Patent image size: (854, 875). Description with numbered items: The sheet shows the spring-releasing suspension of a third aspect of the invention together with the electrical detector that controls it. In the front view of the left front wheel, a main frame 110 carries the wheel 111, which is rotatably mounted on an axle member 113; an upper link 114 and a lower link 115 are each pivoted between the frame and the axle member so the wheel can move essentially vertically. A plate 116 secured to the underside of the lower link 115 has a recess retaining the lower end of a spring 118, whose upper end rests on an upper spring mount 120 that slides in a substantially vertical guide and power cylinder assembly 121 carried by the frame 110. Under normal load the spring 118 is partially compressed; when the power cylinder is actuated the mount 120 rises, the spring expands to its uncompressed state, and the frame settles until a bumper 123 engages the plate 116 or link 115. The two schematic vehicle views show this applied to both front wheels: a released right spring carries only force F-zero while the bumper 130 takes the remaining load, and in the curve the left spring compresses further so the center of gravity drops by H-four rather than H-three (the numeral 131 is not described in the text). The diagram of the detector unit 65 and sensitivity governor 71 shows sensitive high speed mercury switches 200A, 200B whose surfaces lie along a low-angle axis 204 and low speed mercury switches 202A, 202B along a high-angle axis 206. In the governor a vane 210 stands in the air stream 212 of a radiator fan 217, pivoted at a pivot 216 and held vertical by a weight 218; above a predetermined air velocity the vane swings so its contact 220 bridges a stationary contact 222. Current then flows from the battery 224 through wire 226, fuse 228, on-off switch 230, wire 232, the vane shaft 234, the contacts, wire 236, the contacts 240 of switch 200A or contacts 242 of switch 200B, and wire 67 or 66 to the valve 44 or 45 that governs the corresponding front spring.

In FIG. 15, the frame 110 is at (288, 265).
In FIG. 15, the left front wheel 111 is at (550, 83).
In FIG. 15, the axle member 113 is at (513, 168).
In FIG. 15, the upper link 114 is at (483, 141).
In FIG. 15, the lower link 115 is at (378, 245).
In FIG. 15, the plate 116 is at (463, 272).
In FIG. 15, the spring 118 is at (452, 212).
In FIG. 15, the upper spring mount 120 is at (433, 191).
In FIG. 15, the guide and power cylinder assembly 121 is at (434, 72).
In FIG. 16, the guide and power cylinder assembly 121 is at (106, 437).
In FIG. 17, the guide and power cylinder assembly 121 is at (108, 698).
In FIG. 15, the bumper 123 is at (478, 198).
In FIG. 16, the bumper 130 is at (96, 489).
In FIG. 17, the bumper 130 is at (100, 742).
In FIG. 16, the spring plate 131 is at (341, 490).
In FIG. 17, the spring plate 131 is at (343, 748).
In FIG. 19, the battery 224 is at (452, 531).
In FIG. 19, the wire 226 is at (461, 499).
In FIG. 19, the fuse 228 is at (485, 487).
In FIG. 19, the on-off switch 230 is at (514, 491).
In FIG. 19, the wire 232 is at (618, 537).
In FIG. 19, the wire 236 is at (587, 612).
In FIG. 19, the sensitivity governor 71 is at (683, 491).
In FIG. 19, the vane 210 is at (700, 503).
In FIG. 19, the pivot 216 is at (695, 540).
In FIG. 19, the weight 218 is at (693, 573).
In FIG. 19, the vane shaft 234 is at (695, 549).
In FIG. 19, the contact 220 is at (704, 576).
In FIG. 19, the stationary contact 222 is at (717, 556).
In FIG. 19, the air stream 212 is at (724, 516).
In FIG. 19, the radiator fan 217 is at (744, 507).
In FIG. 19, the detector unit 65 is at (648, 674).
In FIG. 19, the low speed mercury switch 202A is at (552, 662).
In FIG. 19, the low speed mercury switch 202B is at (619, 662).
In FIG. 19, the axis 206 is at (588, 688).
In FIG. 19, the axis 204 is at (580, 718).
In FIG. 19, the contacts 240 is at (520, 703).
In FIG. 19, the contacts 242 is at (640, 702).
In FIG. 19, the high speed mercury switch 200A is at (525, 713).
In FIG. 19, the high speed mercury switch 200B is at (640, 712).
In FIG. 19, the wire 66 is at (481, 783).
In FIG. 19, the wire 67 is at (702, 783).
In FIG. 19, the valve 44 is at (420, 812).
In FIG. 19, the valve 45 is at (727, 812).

★ ★ ★

Work to complete
Return each line of the listing above that contains the word "wheel". Case counts.

Response to the exercise
Patent image size: (854, 875). Description with numbered items: The sheet shows the spring-releasing suspension of a third aspect of the invention together with the electrical detector that controls it. In the front view of the left front wheel, a main frame 110 carries the wheel 111, which is rotatably mounted on an axle member 113; an upper link 114 and a lower link 115 are each pivoted between the frame and the axle member so the wheel can move essentially vertically. A plate 116 secured to the underside of the lower link 115 has a recess retaining the lower end of a spring 118, whose upper end rests on an upper spring mount 120 that slides in a substantially vertical guide and power cylinder assembly 121 carried by the frame 110. Under normal load the spring 118 is partially compressed; when the power cylinder is actuated the mount 120 rises, the spring expands to its uncompressed state, and the frame settles until a bumper 123 engages the plate 116 or link 115. The two schematic vehicle views show this applied to both front wheels: a released right spring carries only force F-zero while the bumper 130 takes the remaining load, and in the curve the left spring compresses further so the center of gravity drops by H-four rather than H-three (the numeral 131 is not described in the text). The diagram of the detector unit 65 and sensitivity governor 71 shows sensitive high speed mercury switches 200A, 200B whose surfaces lie along a low-angle axis 204 and low speed mercury switches 202A, 202B along a high-angle axis 206. In the governor a vane 210 stands in the air stream 212 of a radiator fan 217, pivoted at a pivot 216 and held vertical by a weight 218; above a predetermined air velocity the vane swings so its contact 220 bridges a stationary contact 222. Current then flows from the battery 224 through wire 226, fuse 228, on-off switch 230, wire 232, the vane shaft 234, the contacts, wire 236, the contacts 240 of switch 200A or contacts 242 of switch 200B, and wire 67 or 66 to the valve 44 or 45 that governs the corresponding front spring.
In FIG. 15, the left front wheel 111 is at (550, 83).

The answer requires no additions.